- _Given problem_: Transcribe the entries below exactly; leave every image out.

- _Input_:
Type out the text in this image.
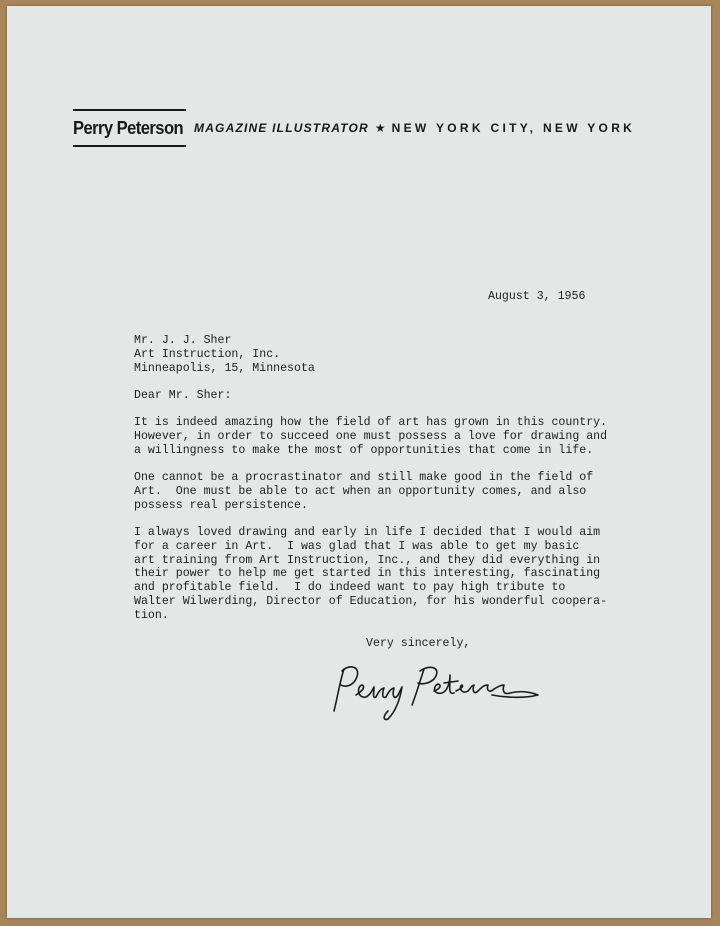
Perry Peterson MAGAZINE ILLUSTRATOR ★ NEW YORK CITY, NEW YORK
August 3, 1956
Mr. J. J. Sher
Art Instruction, Inc.
Minneapolis, 15, Minnesota
Dear Mr. Sher:
It is indeed amazing how the field of art has grown in this country.
However, in order to succeed one must possess a love for drawing and
a willingness to make the most of opportunities that come in life.
One cannot be a procrastinator and still make good in the field of
Art.  One must be able to act when an opportunity comes, and also
possess real persistence.
I always loved drawing and early in life I decided that I would aim
for a career in Art.  I was glad that I was able to get my basic
art training from Art Instruction, Inc., and they did everything in
their power to help me get started in this interesting, fascinating
and profitable field.  I do indeed want to pay high tribute to
Walter Wilwerding, Director of Education, for his wonderful coopera-
tion.
Very sincerely,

- _Exercise response_:
Type out the text in this image.
Perry Peterson MAGAZINE ILLUSTRATOR ★ NEW YORK CITY, NEW YORK
August 3, 1956
Mr. J. J. Sher
Art Instruction, Inc.
Minneapolis, 15, Minnesota
Dear Mr. Sher:
It is indeed amazing how the field of art has grown in this country.
However, in order to succeed one must possess a love for drawing and
a willingness to make the most of opportunities that come in life.
One cannot be a procrastinator and still make good in the field of
Art.  One must be able to act when an opportunity comes, and also
possess real persistence.
I always loved drawing and early in life I decided that I would aim
for a career in Art.  I was glad that I was able to get my basic
art training from Art Instruction, Inc., and they did everything in
their power to help me get started in this interesting, fascinating
and profitable field.  I do indeed want to pay high tribute to
Walter Wilwerding, Director of Education, for his wonderful coopera-
tion.
Very sincerely,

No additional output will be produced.